• _EXERCISE DETAILS_
Only the lines from the one containing "Output a JSON" to the end of the material are to be copied, exactly and in full; images stay out.
======
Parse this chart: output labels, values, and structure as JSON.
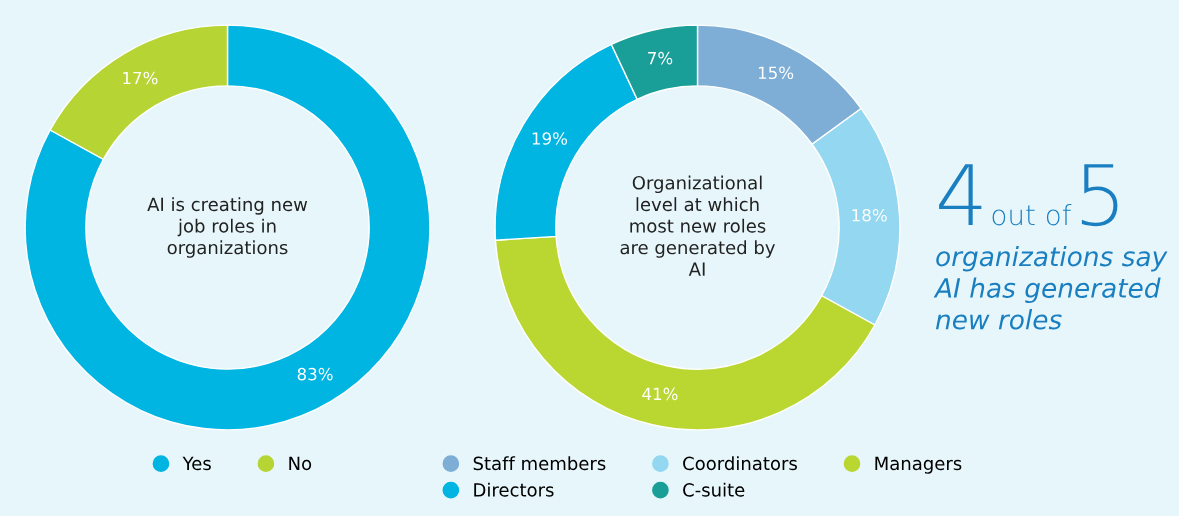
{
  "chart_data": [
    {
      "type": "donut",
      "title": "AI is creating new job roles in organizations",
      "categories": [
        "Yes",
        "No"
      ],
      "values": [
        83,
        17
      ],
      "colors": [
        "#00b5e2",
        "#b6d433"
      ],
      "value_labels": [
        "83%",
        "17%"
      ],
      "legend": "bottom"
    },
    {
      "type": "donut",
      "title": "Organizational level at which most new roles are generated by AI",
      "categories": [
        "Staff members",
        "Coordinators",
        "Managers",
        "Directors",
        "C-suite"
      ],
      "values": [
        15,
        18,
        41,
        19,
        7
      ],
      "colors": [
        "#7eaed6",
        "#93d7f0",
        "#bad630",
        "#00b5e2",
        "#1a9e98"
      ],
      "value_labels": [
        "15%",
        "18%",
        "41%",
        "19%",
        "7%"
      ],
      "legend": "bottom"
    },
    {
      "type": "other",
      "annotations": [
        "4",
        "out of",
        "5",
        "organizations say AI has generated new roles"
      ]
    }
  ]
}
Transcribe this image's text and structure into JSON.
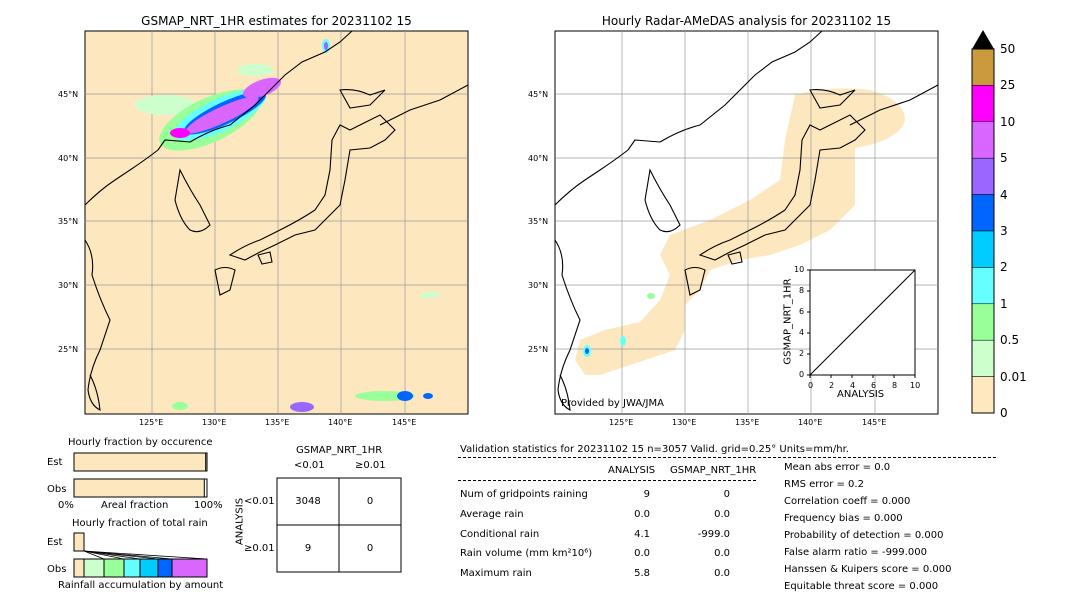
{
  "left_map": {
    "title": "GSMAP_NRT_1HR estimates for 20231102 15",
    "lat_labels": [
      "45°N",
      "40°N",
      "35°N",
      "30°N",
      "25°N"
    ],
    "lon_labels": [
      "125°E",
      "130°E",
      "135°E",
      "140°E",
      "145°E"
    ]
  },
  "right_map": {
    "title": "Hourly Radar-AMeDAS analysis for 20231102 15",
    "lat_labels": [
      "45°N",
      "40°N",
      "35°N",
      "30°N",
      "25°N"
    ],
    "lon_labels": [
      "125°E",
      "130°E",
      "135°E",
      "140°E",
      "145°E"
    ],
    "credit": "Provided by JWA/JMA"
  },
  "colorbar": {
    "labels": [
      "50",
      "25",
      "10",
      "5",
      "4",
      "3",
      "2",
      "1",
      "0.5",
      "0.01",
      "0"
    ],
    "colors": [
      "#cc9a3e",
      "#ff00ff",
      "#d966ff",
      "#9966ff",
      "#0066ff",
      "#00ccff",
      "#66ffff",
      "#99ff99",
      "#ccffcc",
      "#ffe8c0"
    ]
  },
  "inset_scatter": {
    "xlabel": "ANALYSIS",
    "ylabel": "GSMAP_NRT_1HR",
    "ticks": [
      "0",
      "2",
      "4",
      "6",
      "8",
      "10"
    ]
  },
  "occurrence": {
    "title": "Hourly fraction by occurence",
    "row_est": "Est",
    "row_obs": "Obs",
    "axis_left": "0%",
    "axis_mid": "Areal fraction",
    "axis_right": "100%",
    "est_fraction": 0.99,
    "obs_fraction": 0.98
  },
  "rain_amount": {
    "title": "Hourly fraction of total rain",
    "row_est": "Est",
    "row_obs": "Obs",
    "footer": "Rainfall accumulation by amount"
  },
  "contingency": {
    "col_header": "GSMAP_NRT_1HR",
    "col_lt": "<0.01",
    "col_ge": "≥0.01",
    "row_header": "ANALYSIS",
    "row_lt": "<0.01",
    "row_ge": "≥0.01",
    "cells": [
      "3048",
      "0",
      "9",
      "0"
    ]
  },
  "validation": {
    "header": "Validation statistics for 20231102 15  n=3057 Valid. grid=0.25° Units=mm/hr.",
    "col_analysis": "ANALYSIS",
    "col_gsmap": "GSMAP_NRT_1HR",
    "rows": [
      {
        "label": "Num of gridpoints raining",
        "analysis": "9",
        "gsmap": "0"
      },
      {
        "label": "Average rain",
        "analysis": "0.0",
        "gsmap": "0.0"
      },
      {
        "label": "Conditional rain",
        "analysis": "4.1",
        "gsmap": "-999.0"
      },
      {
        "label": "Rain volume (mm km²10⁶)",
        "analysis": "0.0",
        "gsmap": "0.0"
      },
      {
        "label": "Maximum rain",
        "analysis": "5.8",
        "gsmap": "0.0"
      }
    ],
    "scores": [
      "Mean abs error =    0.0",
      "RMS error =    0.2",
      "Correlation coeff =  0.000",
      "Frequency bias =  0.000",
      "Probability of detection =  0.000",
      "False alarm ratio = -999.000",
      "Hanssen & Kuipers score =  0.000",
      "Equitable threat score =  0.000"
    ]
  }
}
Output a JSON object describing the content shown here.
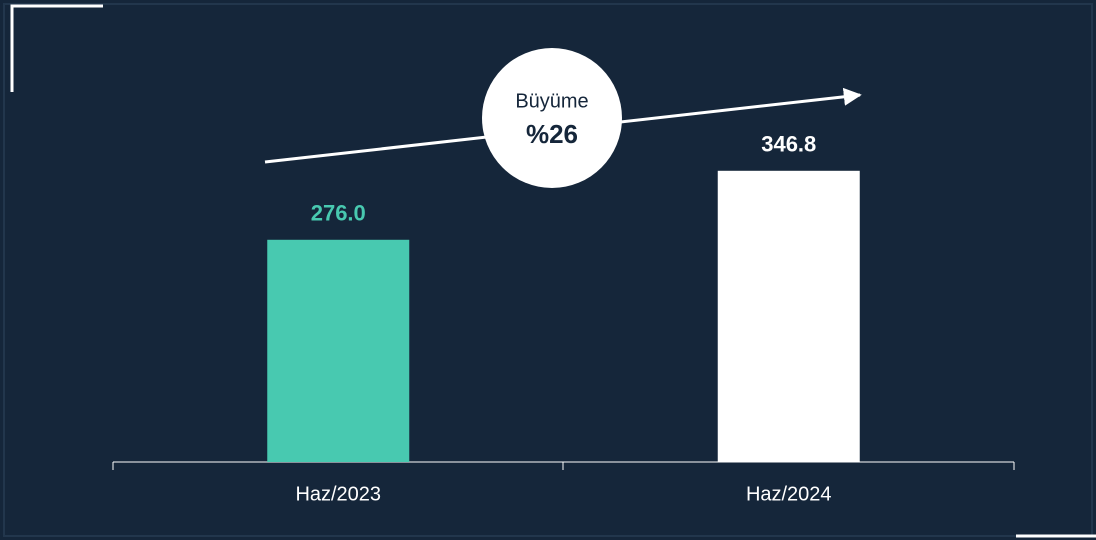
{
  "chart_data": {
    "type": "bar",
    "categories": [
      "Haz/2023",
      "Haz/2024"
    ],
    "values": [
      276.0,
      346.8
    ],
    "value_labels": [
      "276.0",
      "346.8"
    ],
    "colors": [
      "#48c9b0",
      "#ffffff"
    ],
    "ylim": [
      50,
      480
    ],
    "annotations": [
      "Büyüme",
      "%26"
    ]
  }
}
======
• _SOLUTION TO THE PROBLEM_
Output a JSON object describing the content shown here.
{
  "chart_data": {
    "type": "bar",
    "categories": [
      "Haz/2023",
      "Haz/2024"
    ],
    "values": [
      276.0,
      346.8
    ],
    "value_labels": [
      "276.0",
      "346.8"
    ],
    "colors": [
      "#48c9b0",
      "#ffffff"
    ],
    "ylim": [
      50,
      480
    ],
    "annotations": [
      "Büyüme",
      "%26"
    ]
  }
}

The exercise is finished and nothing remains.